TASK DESCRIPTION:
Copy out the data exactly, leaving the pictures behind.

[Data extracted from a collection]

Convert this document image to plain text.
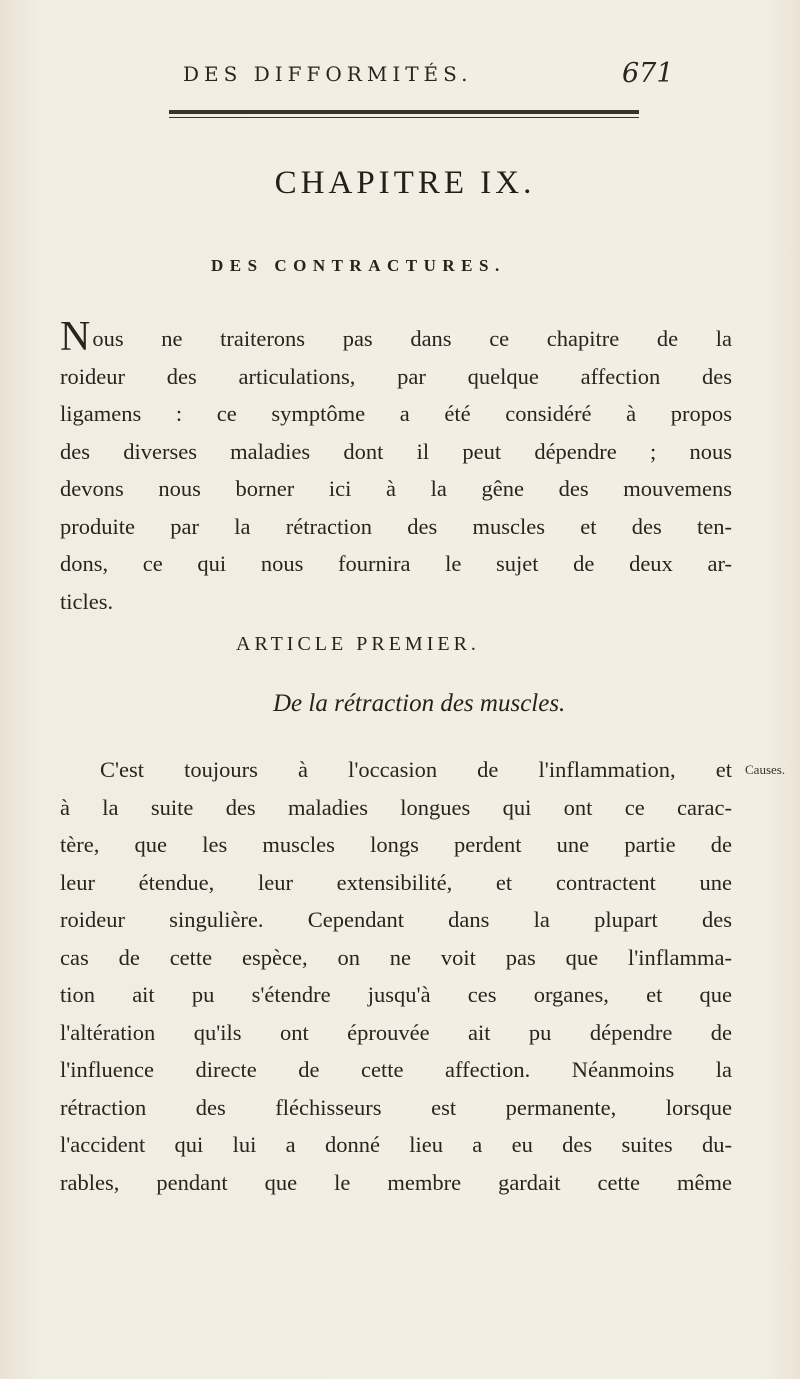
DES DIFFORMITÉS.	671
CHAPITRE IX.
DES CONTRACTURES.
Nous ne traiterons pas dans ce chapitre de la
roideur des articulations, par quelque affection des
ligamens : ce symptôme a été considéré à propos
des diverses maladies dont il peut dépendre ; nous
devons nous borner ici à la gêne des mouvemens
produite par la rétraction des muscles et des ten-
dons, ce qui nous fournira le sujet de deux ar-
ticles.
ARTICLE PREMIER.
De la rétraction des muscles.
Causes.
C'est toujours à l'occasion de l'inflammation, et
à la suite des maladies longues qui ont ce carac-
tère, que les muscles longs perdent une partie de
leur étendue, leur extensibilité, et contractent une
roideur singulière. Cependant dans la plupart des
cas de cette espèce, on ne voit pas que l'inflamma-
tion ait pu s'étendre jusqu'à ces organes, et que
l'altération qu'ils ont éprouvée ait pu dépendre de
l'influence directe de cette affection. Néanmoins la
rétraction des fléchisseurs est permanente, lorsque
l'accident qui lui a donné lieu a eu des suites du-
rables, pendant que le membre gardait cette même
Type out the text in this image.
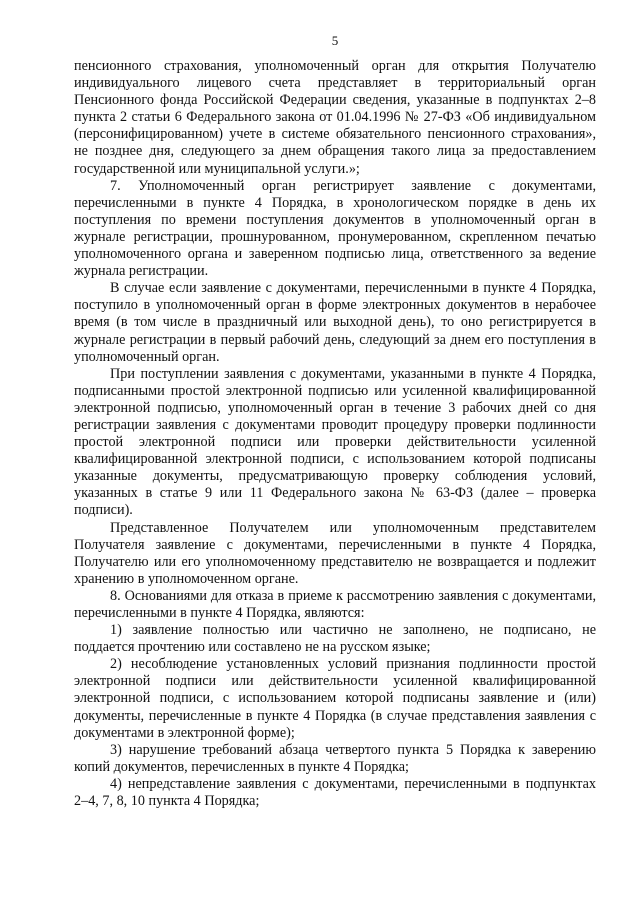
5

пенсионного страхования, уполномоченный орган для открытия Получателю индивидуального лицевого счета представляет в территориальный орган Пенсионного фонда Российской Федерации сведения, указанные в подпунктах 2–8 пункта 2 статьи 6 Федерального закона от 01.04.1996 № 27-ФЗ «Об индивидуальном (персонифицированном) учете в системе обязательного пенсионного страхования», не позднее дня, следующего за днем обращения такого лица за предоставлением государственной или муниципальной услуги.»;

7. Уполномоченный орган регистрирует заявление с документами, перечисленными в пункте 4 Порядка, в хронологическом порядке в день их поступления по времени поступления документов в уполномоченный орган в журнале регистрации, прошнурованном, пронумерованном, скрепленном печатью уполномоченного органа и заверенном подписью лица, ответственного за ведение журнала регистрации.

В случае если заявление с документами, перечисленными в пункте 4 Порядка, поступило в уполномоченный орган в форме электронных документов в нерабочее время (в том числе в праздничный или выходной день), то оно регистрируется в журнале регистрации в первый рабочий день, следующий за днем его поступления в уполномоченный орган.

При поступлении заявления с документами, указанными в пункте 4 Порядка, подписанными простой электронной подписью или усиленной квалифицированной электронной подписью, уполномоченный орган в течение 3 рабочих дней со дня регистрации заявления с документами проводит процедуру проверки подлинности простой электронной подписи или проверки действительности усиленной квалифицированной электронной подписи, с использованием которой подписаны указанные документы, предусматривающую проверку соблюдения условий, указанных в статье 9 или 11 Федерального закона № 63-ФЗ (далее – проверка подписи).

Представленное Получателем или уполномоченным представителем Получателя заявление с документами, перечисленными в пункте 4 Порядка, Получателю или его уполномоченному представителю не возвращается и подлежит хранению в уполномоченном органе.

8. Основаниями для отказа в приеме к рассмотрению заявления с документами, перечисленными в пункте 4 Порядка, являются:

1) заявление полностью или частично не заполнено, не подписано, не поддается прочтению или составлено не на русском языке;

2) несоблюдение установленных условий признания подлинности простой электронной подписи или действительности усиленной квалифицированной электронной подписи, с использованием которой подписаны заявление и (или) документы, перечисленные в пункте 4 Порядка (в случае представления заявления с документами в электронной форме);

3) нарушение требований абзаца четвертого пункта 5 Порядка к заверению копий документов, перечисленных в пункте 4 Порядка;

4) непредставление заявления с документами, перечисленными в подпунктах 2–4, 7, 8, 10 пункта 4 Порядка;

RESPONSE BELOW:
Convert this document image to plain text.
DES DIFFORMITÉS.	671
CHAPITRE IX.
DES CONTRACTURES.
Nous ne traiterons pas dans ce chapitre de la
roideur des articulations, par quelque affection des
ligamens : ce symptôme a été considéré à propos
des diverses maladies dont il peut dépendre ; nous
devons nous borner ici à la gêne des mouvemens
produite par la rétraction des muscles et des ten-
dons, ce qui nous fournira le sujet de deux ar-
ticles.
ARTICLE PREMIER.
De la rétraction des muscles.
Causes.
C'est toujours à l'occasion de l'inflammation, et
à la suite des maladies longues qui ont ce carac-
tère, que les muscles longs perdent une partie de
leur étendue, leur extensibilité, et contractent une
roideur singulière. Cependant dans la plupart des
cas de cette espèce, on ne voit pas que l'inflamma-
tion ait pu s'étendre jusqu'à ces organes, et que
l'altération qu'ils ont éprouvée ait pu dépendre de
l'influence directe de cette affection. Néanmoins la
rétraction des fléchisseurs est permanente, lorsque
l'accident qui lui a donné lieu a eu des suites du-
rables, pendant que le membre gardait cette même
Type out the text in this image.
5

пенсионного страхования, уполномоченный орган для открытия Получателю индивидуального лицевого счета представляет в территориальный орган Пенсионного фонда Российской Федерации сведения, указанные в подпунктах 2–8 пункта 2 статьи 6 Федерального закона от 01.04.1996 № 27-ФЗ «Об индивидуальном (персонифицированном) учете в системе обязательного пенсионного страхования», не позднее дня, следующего за днем обращения такого лица за предоставлением государственной или муниципальной услуги.»;

7. Уполномоченный орган регистрирует заявление с документами, перечисленными в пункте 4 Порядка, в хронологическом порядке в день их поступления по времени поступления документов в уполномоченный орган в журнале регистрации, прошнурованном, пронумерованном, скрепленном печатью уполномоченного органа и заверенном подписью лица, ответственного за ведение журнала регистрации.

В случае если заявление с документами, перечисленными в пункте 4 Порядка, поступило в уполномоченный орган в форме электронных документов в нерабочее время (в том числе в праздничный или выходной день), то оно регистрируется в журнале регистрации в первый рабочий день, следующий за днем его поступления в уполномоченный орган.

При поступлении заявления с документами, указанными в пункте 4 Порядка, подписанными простой электронной подписью или усиленной квалифицированной электронной подписью, уполномоченный орган в течение 3 рабочих дней со дня регистрации заявления с документами проводит процедуру проверки подлинности простой электронной подписи или проверки действительности усиленной квалифицированной электронной подписи, с использованием которой подписаны указанные документы, предусматривающую проверку соблюдения условий, указанных в статье 9 или 11 Федерального закона № 63-ФЗ (далее – проверка подписи).

Представленное Получателем или уполномоченным представителем Получателя заявление с документами, перечисленными в пункте 4 Порядка, Получателю или его уполномоченному представителю не возвращается и подлежит хранению в уполномоченном органе.

8. Основаниями для отказа в приеме к рассмотрению заявления с документами, перечисленными в пункте 4 Порядка, являются:

1) заявление полностью или частично не заполнено, не подписано, не поддается прочтению или составлено не на русском языке;

2) несоблюдение установленных условий признания подлинности простой электронной подписи или действительности усиленной квалифицированной электронной подписи, с использованием которой подписаны заявление и (или) документы, перечисленные в пункте 4 Порядка (в случае представления заявления с документами в электронной форме);

3) нарушение требований абзаца четвертого пункта 5 Порядка к заверению копий документов, перечисленных в пункте 4 Порядка;

4) непредставление заявления с документами, перечисленными в подпунктах 2–4, 7, 8, 10 пункта 4 Порядка;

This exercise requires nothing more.